### Figure data in JSON
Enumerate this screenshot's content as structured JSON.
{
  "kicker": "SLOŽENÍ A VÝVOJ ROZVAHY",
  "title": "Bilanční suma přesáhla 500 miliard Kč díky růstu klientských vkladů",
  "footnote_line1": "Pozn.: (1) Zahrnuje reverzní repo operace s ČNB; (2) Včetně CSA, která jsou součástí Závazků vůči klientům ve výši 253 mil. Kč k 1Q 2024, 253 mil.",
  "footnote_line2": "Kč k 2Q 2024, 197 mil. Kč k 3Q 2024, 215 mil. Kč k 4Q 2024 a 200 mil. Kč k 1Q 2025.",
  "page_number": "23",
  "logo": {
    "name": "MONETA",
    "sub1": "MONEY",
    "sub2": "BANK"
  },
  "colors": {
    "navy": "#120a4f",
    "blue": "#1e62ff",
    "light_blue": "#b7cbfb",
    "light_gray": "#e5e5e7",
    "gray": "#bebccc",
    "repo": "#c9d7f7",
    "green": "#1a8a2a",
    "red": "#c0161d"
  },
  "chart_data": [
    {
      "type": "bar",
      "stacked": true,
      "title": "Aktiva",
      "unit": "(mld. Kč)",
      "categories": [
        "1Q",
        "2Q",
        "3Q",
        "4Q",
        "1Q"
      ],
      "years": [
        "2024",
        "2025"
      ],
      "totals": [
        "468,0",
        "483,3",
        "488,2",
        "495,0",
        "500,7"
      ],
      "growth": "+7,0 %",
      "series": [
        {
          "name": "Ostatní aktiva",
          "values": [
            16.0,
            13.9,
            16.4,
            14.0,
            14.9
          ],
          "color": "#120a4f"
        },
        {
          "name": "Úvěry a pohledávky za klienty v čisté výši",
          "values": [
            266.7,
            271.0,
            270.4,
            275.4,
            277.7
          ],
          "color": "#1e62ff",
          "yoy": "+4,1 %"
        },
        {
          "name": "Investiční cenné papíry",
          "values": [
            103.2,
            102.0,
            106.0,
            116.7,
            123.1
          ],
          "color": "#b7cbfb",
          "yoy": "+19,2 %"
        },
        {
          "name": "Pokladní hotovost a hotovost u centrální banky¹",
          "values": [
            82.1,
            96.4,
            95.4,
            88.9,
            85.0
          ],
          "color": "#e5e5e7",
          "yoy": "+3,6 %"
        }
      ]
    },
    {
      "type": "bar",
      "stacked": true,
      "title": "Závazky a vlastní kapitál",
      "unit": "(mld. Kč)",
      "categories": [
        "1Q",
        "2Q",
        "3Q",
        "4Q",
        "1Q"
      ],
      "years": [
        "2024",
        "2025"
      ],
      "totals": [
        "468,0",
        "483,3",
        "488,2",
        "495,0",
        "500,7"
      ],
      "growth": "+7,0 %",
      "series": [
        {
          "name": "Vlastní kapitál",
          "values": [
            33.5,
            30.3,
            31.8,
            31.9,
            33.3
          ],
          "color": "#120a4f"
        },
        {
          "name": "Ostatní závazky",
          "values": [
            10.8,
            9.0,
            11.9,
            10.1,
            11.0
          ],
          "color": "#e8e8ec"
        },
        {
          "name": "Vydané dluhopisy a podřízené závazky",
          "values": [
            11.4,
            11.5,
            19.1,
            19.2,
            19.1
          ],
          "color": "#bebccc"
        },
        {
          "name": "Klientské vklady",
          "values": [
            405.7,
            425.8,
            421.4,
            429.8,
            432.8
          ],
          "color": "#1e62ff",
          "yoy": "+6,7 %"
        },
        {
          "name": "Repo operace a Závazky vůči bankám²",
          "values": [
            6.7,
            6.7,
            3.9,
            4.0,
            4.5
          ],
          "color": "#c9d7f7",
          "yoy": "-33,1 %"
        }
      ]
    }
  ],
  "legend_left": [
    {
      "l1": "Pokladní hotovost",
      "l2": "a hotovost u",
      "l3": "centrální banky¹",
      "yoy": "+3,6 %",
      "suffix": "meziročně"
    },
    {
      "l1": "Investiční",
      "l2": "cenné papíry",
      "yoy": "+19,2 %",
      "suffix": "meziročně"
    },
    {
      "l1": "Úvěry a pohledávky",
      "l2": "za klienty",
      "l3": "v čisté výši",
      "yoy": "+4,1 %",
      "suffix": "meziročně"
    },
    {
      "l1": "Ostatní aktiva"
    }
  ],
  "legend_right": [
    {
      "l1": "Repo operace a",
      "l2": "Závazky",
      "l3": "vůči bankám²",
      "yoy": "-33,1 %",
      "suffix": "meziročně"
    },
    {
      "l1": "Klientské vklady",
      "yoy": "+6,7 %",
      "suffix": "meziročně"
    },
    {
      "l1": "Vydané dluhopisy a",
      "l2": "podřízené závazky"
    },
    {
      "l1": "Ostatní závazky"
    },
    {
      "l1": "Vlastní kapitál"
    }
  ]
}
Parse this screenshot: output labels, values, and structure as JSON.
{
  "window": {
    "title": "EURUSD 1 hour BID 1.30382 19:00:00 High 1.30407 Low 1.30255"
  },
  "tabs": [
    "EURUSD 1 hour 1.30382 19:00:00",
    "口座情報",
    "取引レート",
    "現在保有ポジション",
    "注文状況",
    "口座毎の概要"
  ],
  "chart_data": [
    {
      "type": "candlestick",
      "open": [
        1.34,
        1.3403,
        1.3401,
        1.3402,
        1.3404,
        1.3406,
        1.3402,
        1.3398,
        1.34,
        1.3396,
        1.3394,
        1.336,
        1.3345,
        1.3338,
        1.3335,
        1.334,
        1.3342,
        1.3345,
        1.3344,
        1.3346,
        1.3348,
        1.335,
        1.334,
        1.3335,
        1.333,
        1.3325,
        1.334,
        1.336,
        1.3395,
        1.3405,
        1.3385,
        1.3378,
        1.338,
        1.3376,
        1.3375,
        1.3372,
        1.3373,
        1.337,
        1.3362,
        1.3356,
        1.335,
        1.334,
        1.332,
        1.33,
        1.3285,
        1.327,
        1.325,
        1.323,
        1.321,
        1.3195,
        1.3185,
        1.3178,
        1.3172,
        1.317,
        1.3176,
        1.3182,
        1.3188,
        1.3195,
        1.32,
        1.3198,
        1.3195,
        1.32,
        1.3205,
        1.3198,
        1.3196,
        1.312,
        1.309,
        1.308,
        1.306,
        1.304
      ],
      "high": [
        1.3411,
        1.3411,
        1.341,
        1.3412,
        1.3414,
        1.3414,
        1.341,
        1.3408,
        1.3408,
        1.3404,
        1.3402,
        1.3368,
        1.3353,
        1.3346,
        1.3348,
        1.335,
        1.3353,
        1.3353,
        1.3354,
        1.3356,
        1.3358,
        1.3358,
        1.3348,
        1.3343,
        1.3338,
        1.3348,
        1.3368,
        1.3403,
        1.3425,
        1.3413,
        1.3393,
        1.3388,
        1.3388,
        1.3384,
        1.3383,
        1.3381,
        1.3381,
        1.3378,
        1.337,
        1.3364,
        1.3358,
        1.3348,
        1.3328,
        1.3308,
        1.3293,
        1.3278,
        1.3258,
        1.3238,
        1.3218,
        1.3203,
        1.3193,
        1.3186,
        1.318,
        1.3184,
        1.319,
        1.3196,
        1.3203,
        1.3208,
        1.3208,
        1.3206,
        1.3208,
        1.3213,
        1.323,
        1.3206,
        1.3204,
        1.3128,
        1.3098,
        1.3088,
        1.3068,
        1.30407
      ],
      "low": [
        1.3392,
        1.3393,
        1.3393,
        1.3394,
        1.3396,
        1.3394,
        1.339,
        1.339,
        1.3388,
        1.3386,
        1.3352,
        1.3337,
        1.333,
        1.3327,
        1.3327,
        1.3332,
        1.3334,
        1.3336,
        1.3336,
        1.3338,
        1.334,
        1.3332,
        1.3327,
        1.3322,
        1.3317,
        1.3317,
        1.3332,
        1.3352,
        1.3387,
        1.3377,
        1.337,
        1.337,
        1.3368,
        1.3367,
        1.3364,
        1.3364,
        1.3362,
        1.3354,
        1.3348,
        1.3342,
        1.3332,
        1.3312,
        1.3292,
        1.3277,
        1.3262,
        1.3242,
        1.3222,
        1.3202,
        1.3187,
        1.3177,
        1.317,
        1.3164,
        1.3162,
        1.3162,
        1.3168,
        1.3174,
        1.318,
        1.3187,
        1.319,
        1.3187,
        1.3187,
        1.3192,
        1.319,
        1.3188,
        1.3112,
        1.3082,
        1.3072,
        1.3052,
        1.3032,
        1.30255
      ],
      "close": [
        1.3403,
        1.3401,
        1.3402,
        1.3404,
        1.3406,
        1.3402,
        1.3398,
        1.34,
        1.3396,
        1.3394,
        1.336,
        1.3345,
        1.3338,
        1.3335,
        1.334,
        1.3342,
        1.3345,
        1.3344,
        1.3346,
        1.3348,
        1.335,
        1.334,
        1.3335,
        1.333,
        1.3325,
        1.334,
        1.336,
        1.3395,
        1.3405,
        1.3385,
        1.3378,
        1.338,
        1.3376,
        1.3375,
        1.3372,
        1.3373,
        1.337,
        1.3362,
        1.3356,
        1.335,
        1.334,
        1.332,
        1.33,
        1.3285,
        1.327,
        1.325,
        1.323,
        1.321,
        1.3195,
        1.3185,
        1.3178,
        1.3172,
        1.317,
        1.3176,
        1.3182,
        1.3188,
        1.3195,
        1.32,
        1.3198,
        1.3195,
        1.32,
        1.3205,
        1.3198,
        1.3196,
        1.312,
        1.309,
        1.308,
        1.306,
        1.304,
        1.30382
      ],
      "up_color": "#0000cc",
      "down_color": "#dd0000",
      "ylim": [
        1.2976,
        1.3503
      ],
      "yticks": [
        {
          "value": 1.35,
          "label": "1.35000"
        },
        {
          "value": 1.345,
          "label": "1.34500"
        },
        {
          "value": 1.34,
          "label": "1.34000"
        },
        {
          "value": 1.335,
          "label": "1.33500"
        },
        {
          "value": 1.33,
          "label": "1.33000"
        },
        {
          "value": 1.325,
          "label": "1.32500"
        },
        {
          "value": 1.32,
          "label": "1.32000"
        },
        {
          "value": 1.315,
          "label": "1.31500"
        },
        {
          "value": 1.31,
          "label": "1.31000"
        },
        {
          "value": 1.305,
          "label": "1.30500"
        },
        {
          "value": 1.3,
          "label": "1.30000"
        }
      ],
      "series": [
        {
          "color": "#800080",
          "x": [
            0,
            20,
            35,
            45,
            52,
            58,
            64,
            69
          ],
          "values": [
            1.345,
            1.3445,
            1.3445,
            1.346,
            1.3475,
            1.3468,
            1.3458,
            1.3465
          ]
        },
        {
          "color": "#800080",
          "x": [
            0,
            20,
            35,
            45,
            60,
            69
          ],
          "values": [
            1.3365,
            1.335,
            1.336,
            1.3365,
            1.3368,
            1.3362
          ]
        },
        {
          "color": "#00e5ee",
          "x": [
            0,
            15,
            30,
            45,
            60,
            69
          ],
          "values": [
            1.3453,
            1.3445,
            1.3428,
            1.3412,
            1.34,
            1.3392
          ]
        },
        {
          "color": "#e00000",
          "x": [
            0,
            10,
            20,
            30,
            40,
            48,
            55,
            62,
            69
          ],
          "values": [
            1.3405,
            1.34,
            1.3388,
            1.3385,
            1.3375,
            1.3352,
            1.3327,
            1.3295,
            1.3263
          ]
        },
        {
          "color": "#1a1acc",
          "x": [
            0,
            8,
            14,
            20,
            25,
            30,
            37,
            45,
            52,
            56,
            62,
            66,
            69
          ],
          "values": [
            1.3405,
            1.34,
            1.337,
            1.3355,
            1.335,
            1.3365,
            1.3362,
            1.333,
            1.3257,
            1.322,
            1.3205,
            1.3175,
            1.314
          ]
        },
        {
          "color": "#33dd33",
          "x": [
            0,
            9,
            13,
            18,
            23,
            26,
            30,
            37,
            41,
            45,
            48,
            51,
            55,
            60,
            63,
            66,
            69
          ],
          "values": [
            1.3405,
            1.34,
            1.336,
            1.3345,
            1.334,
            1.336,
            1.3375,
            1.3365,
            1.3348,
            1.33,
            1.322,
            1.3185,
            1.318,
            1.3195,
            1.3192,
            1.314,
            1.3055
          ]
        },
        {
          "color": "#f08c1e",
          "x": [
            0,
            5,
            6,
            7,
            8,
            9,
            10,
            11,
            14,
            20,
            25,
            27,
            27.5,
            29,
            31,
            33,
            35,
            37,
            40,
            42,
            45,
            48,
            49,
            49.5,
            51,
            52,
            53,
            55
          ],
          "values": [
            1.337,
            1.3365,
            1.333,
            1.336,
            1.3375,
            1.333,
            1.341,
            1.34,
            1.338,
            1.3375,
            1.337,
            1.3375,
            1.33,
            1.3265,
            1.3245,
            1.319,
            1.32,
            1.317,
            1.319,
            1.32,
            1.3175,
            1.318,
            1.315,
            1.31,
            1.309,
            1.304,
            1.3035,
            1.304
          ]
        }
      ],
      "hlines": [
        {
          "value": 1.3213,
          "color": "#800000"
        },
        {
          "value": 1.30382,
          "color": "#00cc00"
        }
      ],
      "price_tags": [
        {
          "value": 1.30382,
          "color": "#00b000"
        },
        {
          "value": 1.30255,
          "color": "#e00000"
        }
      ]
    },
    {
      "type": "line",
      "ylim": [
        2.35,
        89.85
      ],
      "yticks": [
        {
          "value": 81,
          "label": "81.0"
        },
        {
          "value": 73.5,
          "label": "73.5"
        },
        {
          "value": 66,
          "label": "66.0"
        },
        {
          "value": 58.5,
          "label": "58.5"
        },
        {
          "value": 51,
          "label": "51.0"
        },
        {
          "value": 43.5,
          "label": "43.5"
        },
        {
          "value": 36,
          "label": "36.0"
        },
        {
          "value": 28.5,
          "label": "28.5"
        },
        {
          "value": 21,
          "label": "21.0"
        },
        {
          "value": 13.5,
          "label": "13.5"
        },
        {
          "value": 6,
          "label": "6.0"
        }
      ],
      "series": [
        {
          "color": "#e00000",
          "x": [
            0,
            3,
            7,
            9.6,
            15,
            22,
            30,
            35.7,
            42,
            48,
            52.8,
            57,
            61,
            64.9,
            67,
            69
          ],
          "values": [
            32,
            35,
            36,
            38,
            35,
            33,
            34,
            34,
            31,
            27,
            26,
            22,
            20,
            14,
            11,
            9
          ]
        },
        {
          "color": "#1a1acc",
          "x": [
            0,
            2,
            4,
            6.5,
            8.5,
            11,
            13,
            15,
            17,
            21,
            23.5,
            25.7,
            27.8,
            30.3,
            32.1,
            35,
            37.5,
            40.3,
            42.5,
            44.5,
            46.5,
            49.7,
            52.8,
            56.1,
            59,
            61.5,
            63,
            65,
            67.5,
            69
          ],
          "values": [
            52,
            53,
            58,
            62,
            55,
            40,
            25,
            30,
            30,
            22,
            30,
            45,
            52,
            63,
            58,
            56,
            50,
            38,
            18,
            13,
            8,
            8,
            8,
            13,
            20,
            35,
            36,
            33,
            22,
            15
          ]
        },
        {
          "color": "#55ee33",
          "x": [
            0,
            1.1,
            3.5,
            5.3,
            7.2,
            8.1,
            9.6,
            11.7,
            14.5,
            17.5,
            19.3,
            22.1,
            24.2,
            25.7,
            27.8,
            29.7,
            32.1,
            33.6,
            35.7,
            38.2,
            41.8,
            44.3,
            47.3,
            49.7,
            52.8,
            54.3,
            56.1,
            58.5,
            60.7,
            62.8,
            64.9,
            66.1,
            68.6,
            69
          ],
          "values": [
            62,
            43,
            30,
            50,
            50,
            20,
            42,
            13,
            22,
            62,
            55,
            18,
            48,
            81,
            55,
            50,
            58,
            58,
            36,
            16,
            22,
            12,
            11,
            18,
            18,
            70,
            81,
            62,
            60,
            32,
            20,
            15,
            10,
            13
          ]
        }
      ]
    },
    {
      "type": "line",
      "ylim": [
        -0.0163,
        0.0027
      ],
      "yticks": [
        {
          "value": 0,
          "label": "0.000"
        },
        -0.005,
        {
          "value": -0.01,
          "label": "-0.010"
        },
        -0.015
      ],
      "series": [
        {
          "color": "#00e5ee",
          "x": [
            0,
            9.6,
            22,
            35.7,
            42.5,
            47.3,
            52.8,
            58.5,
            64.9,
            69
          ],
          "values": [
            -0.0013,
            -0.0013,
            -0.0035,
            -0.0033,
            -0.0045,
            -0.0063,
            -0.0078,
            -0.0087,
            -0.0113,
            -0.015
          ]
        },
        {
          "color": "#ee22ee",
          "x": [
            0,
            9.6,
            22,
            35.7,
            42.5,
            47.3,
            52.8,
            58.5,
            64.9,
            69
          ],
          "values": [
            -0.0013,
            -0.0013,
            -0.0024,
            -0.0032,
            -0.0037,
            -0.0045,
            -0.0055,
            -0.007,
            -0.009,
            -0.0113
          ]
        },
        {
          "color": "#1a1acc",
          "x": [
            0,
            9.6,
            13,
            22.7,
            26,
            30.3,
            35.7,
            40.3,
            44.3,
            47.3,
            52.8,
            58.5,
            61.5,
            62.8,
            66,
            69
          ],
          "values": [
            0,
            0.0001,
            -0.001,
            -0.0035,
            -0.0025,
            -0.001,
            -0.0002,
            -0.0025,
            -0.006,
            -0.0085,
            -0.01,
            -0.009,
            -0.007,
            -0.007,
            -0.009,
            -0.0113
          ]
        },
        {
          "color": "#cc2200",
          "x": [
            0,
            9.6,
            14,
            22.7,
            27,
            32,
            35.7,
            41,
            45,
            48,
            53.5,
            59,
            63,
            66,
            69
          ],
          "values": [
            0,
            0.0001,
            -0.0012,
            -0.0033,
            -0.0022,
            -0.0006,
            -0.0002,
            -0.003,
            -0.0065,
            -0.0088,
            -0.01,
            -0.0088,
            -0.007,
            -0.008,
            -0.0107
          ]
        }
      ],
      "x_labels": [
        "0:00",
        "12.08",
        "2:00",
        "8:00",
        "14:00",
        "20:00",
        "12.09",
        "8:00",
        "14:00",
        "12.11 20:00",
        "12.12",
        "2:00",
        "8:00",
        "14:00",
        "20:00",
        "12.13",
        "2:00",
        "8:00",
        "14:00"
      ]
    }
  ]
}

### Task prompt
Go through the entries above and pull out each line with "cenné" in it.

### Written solution
          "name": "Investiční cenné papíry",
      "l2": "cenné papíry",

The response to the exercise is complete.